Aim - For each line of the data below that holds "than", copy the line.

━━━━━━━━━━━━━━━━

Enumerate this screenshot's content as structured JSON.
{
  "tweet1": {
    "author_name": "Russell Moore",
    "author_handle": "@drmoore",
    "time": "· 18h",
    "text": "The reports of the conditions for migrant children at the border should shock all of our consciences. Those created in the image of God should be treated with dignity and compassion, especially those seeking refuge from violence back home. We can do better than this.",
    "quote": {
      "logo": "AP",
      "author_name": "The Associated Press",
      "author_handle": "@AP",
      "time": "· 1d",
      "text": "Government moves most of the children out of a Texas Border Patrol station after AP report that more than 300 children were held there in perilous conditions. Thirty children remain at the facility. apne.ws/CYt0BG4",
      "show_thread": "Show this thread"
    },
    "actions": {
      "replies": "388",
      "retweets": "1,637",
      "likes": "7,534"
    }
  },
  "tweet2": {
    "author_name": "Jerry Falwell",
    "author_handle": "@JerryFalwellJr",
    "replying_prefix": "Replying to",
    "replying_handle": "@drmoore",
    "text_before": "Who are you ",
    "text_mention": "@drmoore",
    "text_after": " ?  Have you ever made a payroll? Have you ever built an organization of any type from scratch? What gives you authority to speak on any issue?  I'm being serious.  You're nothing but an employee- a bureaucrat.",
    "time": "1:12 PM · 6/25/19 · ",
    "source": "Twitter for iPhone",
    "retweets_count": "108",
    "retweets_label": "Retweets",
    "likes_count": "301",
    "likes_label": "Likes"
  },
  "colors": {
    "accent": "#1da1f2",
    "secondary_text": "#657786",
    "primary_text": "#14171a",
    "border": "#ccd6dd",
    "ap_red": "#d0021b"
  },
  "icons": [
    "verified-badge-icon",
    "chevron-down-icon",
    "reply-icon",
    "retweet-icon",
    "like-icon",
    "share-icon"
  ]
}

━━━━━━━━━━━━━━━━

Full output -
    "text": "The reports of the conditions for migrant children at the border should shock all of our consciences. Those created in the image of God should be treated with dignity and compassion, especially those seeking refuge from violence back home. We can do better than this.",
      "text": "Government moves most of the children out of a Texas Border Patrol station after AP report that more than 300 children were held there in perilous conditions. Thirty children remain at the facility. apne.ws/CYt0BG4",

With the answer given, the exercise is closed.